**Goal of the exercise:**
Pick out every line holding the string "this" and copy it.

··········

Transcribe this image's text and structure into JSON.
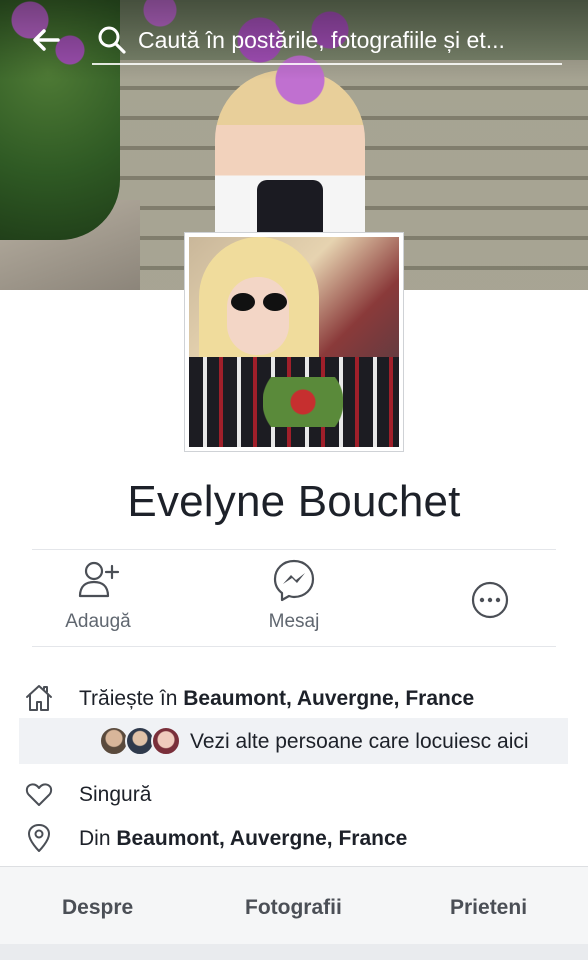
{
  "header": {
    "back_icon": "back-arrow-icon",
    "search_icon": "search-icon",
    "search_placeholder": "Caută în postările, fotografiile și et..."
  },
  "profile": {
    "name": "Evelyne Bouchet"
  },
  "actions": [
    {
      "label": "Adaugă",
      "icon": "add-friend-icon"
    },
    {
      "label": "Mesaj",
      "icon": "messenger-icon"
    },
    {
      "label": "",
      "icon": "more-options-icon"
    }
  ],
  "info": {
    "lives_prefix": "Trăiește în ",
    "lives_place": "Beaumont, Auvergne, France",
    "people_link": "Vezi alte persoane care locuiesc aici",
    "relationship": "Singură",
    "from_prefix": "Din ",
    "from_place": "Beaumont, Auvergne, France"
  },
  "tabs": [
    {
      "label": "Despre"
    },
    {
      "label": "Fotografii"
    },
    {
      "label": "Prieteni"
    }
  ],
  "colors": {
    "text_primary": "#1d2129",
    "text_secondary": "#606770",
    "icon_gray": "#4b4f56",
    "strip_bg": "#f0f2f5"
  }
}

··········

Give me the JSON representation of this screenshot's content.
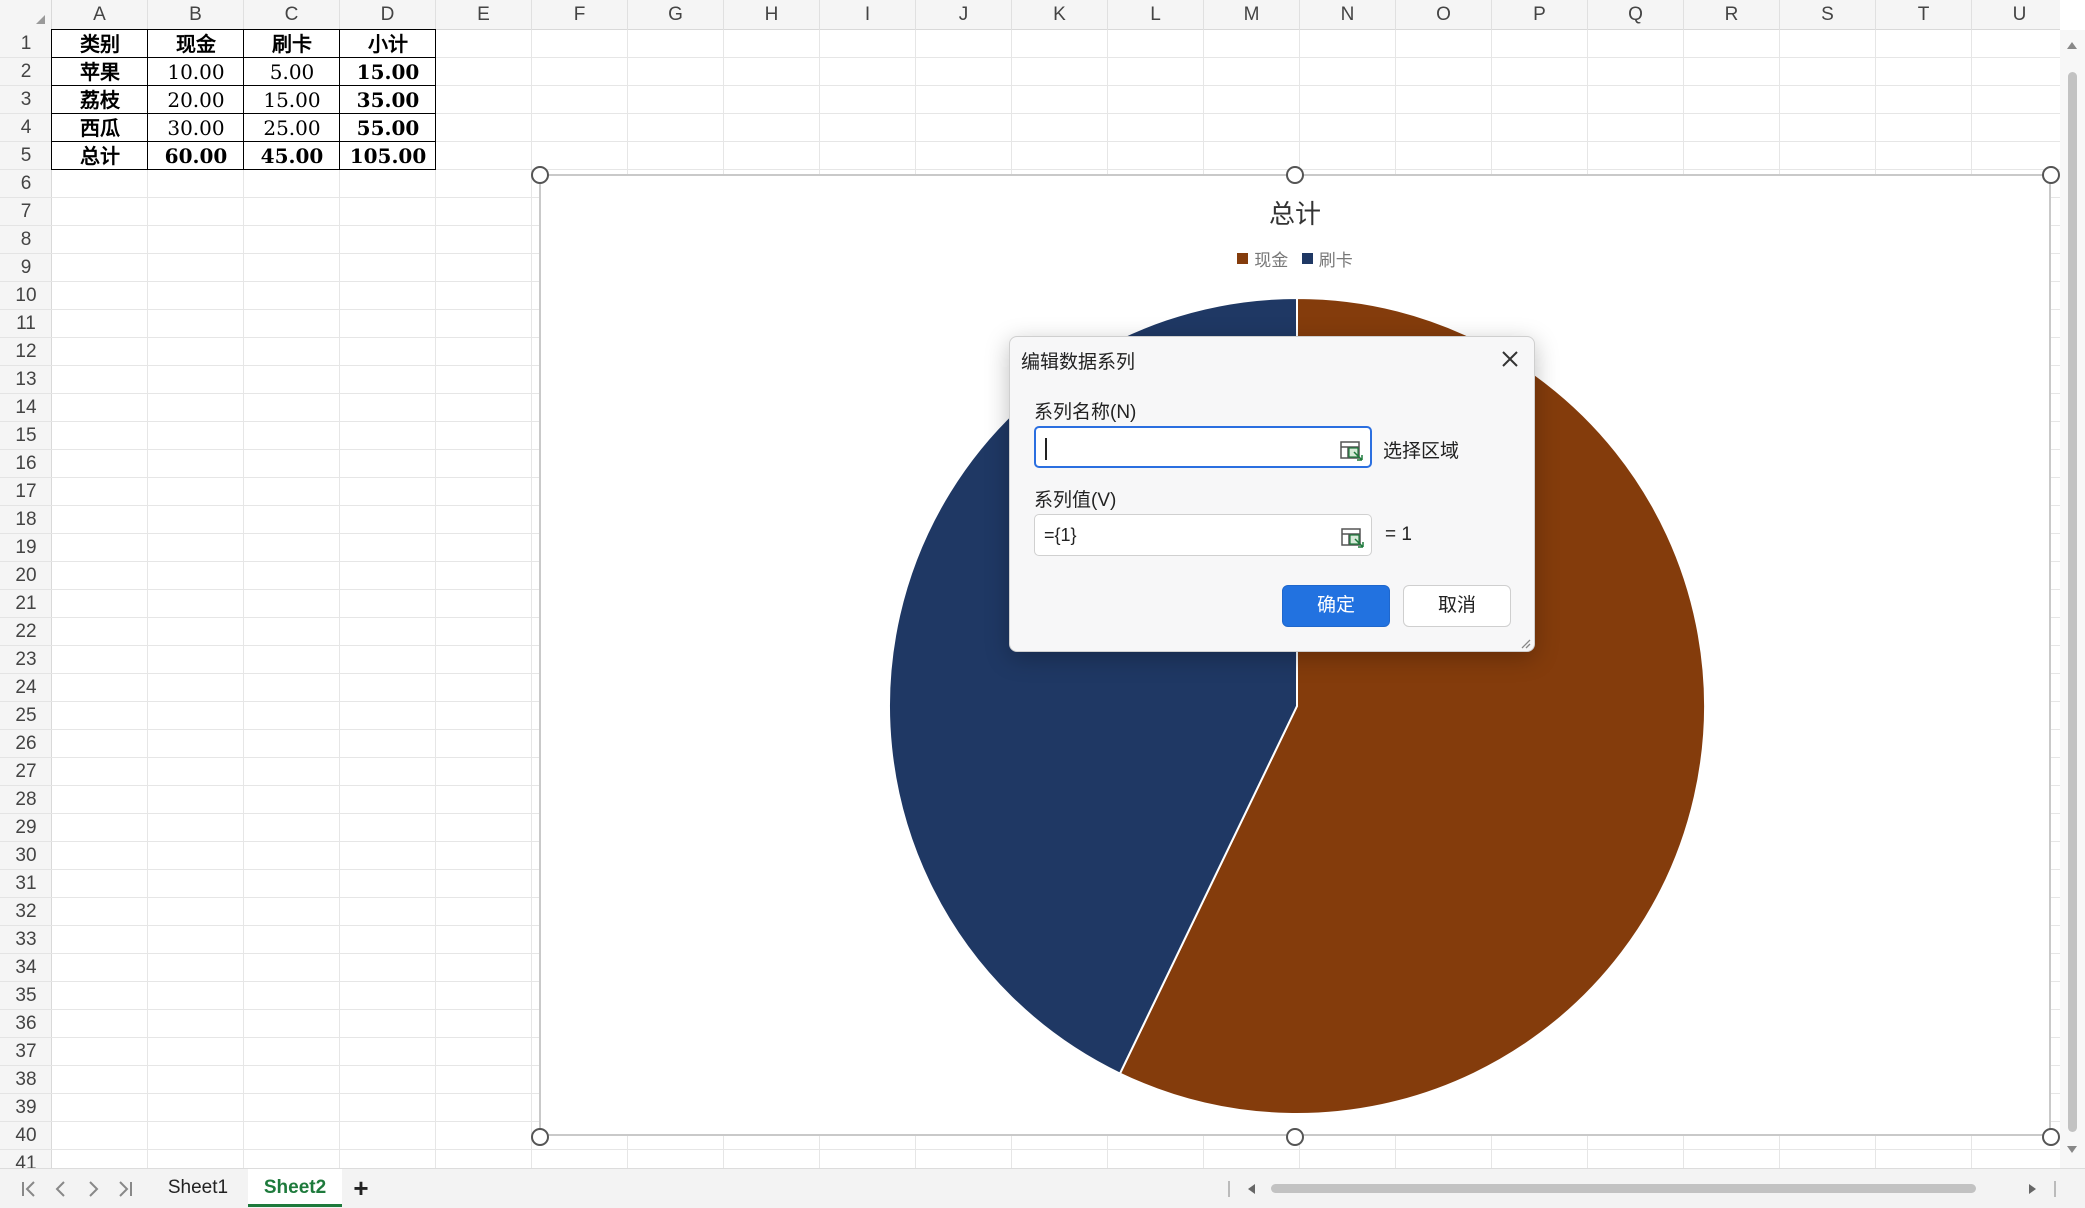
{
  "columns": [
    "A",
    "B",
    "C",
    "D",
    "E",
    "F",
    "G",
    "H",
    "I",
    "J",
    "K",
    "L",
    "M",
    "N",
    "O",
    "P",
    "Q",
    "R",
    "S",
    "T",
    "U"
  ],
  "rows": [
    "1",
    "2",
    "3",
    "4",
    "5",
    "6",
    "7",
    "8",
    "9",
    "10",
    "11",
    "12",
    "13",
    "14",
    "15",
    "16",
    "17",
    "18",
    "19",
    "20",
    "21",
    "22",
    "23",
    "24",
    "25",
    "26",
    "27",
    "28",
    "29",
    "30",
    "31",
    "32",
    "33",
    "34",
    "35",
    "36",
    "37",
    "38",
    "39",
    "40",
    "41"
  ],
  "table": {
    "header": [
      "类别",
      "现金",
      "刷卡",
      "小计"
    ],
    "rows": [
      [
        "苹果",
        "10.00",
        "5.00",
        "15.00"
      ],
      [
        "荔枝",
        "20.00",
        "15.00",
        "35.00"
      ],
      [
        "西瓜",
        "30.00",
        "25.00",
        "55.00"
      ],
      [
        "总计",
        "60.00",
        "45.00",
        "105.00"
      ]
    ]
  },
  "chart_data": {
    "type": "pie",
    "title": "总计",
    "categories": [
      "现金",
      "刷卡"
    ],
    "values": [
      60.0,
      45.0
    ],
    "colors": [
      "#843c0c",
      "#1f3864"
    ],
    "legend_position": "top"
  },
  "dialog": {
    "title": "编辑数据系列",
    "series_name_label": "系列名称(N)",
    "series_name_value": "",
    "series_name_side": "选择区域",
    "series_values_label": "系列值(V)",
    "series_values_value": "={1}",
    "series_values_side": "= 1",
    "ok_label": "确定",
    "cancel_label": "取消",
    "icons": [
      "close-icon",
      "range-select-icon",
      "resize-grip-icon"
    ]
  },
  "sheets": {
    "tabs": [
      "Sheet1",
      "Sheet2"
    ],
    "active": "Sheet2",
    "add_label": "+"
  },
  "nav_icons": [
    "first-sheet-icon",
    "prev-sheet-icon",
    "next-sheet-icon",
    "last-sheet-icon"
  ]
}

··········

**Task solution:**
Transcribe this image's text and structure into JSON.
Give me the JSON representation of this screenshot's content.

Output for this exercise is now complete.